[Data extract]
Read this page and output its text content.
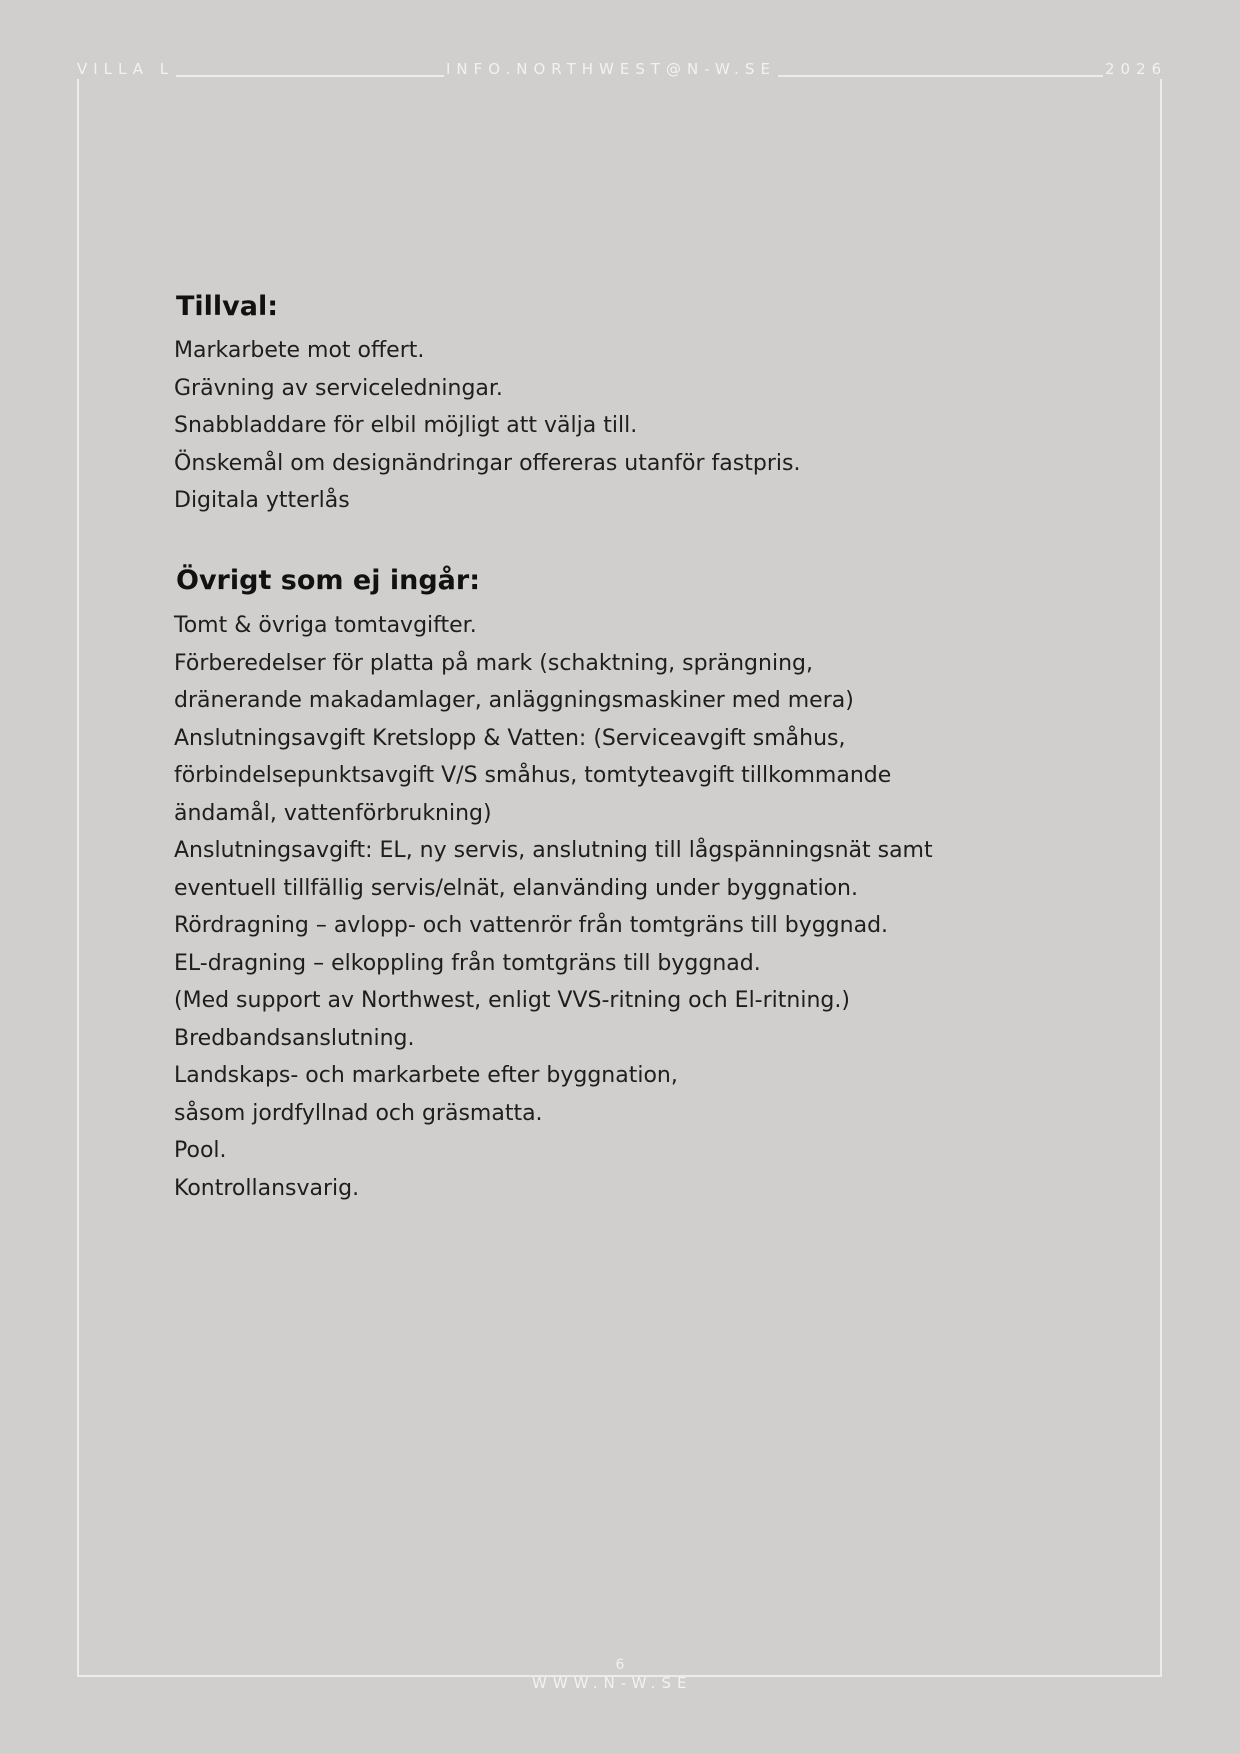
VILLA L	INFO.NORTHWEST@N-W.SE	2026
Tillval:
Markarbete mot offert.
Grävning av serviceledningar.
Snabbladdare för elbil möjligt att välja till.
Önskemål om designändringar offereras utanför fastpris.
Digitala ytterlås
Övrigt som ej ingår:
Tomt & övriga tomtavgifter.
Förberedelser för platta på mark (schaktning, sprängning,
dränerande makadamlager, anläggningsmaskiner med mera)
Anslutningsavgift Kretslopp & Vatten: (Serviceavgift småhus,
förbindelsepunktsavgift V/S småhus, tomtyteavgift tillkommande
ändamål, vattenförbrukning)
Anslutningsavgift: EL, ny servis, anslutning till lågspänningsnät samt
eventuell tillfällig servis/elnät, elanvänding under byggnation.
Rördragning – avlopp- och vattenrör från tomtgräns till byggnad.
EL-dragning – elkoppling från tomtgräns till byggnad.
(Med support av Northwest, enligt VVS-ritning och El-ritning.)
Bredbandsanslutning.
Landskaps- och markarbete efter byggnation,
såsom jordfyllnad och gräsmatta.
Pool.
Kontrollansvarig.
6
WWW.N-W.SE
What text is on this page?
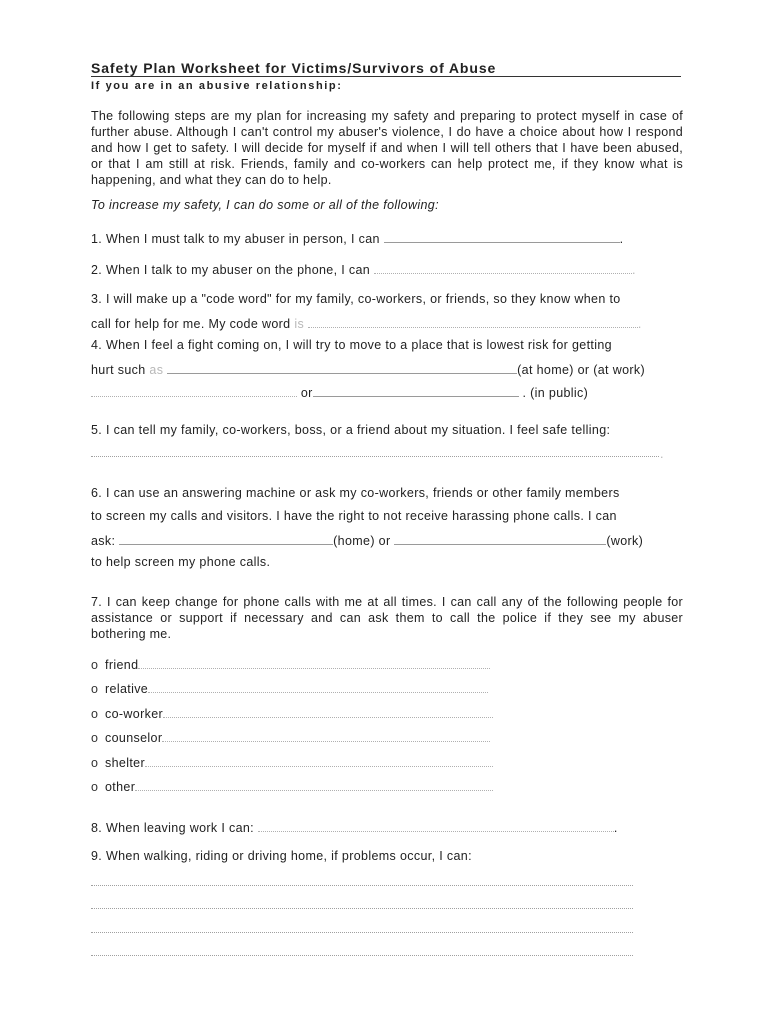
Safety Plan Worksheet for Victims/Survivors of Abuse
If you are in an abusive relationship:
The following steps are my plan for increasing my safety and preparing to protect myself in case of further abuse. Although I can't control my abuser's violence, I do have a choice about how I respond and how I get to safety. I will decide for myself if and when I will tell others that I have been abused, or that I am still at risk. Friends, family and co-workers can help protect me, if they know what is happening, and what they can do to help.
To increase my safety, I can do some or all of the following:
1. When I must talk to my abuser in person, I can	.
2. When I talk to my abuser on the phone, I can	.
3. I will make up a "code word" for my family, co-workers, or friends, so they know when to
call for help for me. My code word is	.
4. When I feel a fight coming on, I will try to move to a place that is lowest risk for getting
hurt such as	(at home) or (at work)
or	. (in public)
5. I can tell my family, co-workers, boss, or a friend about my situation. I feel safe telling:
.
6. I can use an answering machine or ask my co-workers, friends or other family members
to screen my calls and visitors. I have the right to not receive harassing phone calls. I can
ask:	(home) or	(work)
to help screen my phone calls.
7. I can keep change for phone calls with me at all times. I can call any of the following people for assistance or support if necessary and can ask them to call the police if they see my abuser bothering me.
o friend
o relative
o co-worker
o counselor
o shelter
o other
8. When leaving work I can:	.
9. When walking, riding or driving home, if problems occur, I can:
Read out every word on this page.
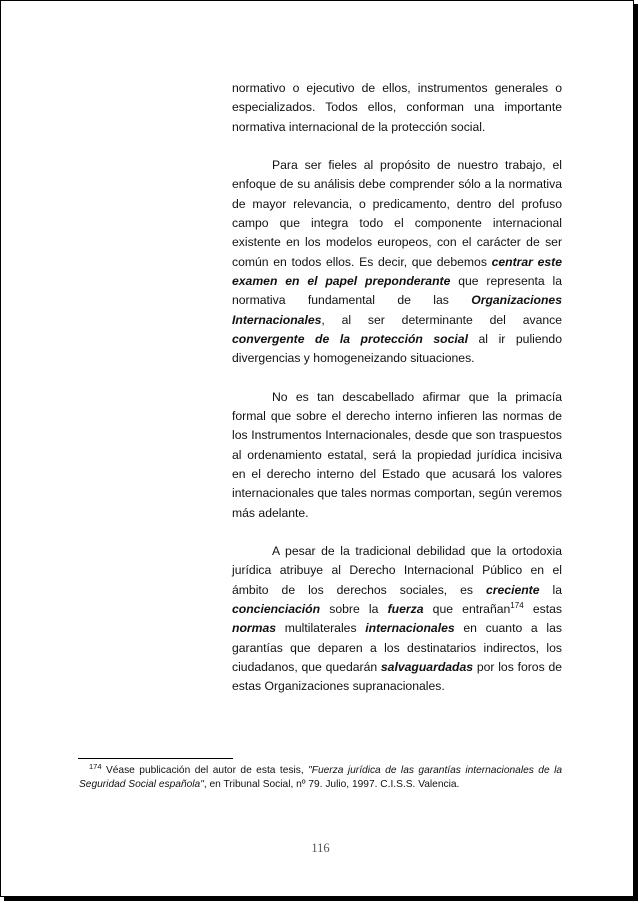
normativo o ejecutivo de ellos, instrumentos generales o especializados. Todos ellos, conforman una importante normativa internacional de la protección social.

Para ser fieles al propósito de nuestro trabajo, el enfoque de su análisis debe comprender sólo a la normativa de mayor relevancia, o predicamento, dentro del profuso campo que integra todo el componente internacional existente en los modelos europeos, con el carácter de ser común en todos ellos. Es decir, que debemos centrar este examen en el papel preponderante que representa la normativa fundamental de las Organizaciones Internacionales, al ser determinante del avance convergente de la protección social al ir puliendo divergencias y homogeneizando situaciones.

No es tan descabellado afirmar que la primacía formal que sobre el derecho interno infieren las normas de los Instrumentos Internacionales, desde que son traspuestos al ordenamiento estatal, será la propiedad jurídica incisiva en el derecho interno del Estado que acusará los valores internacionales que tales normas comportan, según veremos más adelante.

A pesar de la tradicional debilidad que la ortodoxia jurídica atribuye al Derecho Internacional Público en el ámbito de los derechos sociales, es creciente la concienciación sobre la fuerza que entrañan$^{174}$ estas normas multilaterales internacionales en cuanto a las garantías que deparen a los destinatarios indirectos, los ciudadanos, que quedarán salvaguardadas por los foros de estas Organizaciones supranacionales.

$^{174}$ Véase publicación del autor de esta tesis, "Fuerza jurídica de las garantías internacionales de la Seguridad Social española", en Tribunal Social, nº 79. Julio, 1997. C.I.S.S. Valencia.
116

[What you will do] Repeat the records above exactly, leaving out the pictures.

[Expected answer]
Read this page and output its text content.
VILLA L	INFO.NORTHWEST@N-W.SE	2026
Tillval:
Markarbete mot offert.
Grävning av serviceledningar.
Snabbladdare för elbil möjligt att välja till.
Önskemål om designändringar offereras utanför fastpris.
Digitala ytterlås
Övrigt som ej ingår:
Tomt & övriga tomtavgifter.
Förberedelser för platta på mark (schaktning, sprängning,
dränerande makadamlager, anläggningsmaskiner med mera)
Anslutningsavgift Kretslopp & Vatten: (Serviceavgift småhus,
förbindelsepunktsavgift V/S småhus, tomtyteavgift tillkommande
ändamål, vattenförbrukning)
Anslutningsavgift: EL, ny servis, anslutning till lågspänningsnät samt
eventuell tillfällig servis/elnät, elanvänding under byggnation.
Rördragning – avlopp- och vattenrör från tomtgräns till byggnad.
EL-dragning – elkoppling från tomtgräns till byggnad.
(Med support av Northwest, enligt VVS-ritning och El-ritning.)
Bredbandsanslutning.
Landskaps- och markarbete efter byggnation,
såsom jordfyllnad och gräsmatta.
Pool.
Kontrollansvarig.
6
WWW.N-W.SE
What text is on this page?
Safety Plan Worksheet for Victims/Survivors of Abuse
If you are in an abusive relationship:
The following steps are my plan for increasing my safety and preparing to protect myself in case of further abuse. Although I can't control my abuser's violence, I do have a choice about how I respond and how I get to safety. I will decide for myself if and when I will tell others that I have been abused, or that I am still at risk. Friends, family and co-workers can help protect me, if they know what is happening, and what they can do to help.
To increase my safety, I can do some or all of the following:
1. When I must talk to my abuser in person, I can	.
2. When I talk to my abuser on the phone, I can	.
3. I will make up a "code word" for my family, co-workers, or friends, so they know when to
call for help for me. My code word is	.
4. When I feel a fight coming on, I will try to move to a place that is lowest risk for getting
hurt such as	(at home) or (at work)
or	. (in public)
5. I can tell my family, co-workers, boss, or a friend about my situation. I feel safe telling:
.
6. I can use an answering machine or ask my co-workers, friends or other family members
to screen my calls and visitors. I have the right to not receive harassing phone calls. I can
ask:	(home) or	(work)
to help screen my phone calls.
7. I can keep change for phone calls with me at all times. I can call any of the following people for assistance or support if necessary and can ask them to call the police if they see my abuser bothering me.
o friend
o relative
o co-worker
o counselor
o shelter
o other
8. When leaving work I can:	.
9. When walking, riding or driving home, if problems occur, I can:
Read out every word on this page.
normativo o ejecutivo de ellos, instrumentos generales o especializados. Todos ellos, conforman una importante normativa internacional de la protección social.

Para ser fieles al propósito de nuestro trabajo, el enfoque de su análisis debe comprender sólo a la normativa de mayor relevancia, o predicamento, dentro del profuso campo que integra todo el componente internacional existente en los modelos europeos, con el carácter de ser común en todos ellos. Es decir, que debemos centrar este examen en el papel preponderante que representa la normativa fundamental de las Organizaciones Internacionales, al ser determinante del avance convergente de la protección social al ir puliendo divergencias y homogeneizando situaciones.

No es tan descabellado afirmar que la primacía formal que sobre el derecho interno infieren las normas de los Instrumentos Internacionales, desde que son traspuestos al ordenamiento estatal, será la propiedad jurídica incisiva en el derecho interno del Estado que acusará los valores internacionales que tales normas comportan, según veremos más adelante.

A pesar de la tradicional debilidad que la ortodoxia jurídica atribuye al Derecho Internacional Público en el ámbito de los derechos sociales, es creciente la concienciación sobre la fuerza que entrañan$^{174}$ estas normas multilaterales internacionales en cuanto a las garantías que deparen a los destinatarios indirectos, los ciudadanos, que quedarán salvaguardadas por los foros de estas Organizaciones supranacionales.

$^{174}$ Véase publicación del autor de esta tesis, "Fuerza jurídica de las garantías internacionales de la Seguridad Social española", en Tribunal Social, nº 79. Julio, 1997. C.I.S.S. Valencia.
116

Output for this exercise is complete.